• _YOUR INSTRUCTIONS_: Wherever the string "completed" appears in a line, extract that line.
# start of DATA IN THIS EXERCISE
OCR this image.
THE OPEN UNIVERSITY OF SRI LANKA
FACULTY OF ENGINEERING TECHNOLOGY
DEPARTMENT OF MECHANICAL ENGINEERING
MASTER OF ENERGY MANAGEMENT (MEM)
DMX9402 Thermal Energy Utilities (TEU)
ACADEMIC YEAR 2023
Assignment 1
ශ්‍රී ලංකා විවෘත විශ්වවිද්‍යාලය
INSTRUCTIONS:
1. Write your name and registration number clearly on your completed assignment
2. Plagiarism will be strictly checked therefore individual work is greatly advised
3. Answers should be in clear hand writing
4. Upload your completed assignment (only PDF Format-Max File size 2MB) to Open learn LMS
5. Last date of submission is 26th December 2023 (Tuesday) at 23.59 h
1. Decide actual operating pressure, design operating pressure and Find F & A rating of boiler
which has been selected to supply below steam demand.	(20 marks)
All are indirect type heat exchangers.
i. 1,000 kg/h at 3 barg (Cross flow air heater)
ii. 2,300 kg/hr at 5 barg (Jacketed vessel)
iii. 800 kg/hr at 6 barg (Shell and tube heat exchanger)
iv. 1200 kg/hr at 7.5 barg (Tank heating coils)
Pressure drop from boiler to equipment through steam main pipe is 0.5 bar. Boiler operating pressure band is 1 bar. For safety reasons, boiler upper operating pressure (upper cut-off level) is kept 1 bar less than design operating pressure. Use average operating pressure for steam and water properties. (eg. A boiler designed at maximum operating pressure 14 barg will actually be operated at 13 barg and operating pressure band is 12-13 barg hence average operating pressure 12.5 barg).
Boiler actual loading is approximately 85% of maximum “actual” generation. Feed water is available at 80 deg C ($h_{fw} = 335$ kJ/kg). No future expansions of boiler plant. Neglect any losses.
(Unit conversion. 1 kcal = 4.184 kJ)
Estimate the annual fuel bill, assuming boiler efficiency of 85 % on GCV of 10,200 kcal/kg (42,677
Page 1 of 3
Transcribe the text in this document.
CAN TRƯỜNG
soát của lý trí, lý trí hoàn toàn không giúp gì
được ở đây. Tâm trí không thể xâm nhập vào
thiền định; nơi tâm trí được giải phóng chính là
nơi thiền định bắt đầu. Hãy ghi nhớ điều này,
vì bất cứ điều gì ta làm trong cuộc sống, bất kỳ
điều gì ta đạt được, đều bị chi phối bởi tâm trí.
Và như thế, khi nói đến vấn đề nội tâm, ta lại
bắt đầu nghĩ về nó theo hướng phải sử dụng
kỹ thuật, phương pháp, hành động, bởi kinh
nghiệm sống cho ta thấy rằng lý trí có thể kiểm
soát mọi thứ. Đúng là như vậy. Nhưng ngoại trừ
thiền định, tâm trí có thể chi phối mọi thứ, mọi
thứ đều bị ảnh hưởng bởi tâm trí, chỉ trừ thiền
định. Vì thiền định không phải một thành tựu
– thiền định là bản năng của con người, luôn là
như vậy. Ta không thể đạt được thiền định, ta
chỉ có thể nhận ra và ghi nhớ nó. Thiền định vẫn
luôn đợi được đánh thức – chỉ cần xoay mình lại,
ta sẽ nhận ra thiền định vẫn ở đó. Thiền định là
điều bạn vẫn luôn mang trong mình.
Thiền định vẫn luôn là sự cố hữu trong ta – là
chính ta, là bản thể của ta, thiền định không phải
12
# end of DATA IN THIS EXERCISE
• _EXERCISE RESPONSE_:
1. Write your name and registration number clearly on your completed assignment
4. Upload your completed assignment (only PDF Format-Max File size 2MB) to Open learn LMS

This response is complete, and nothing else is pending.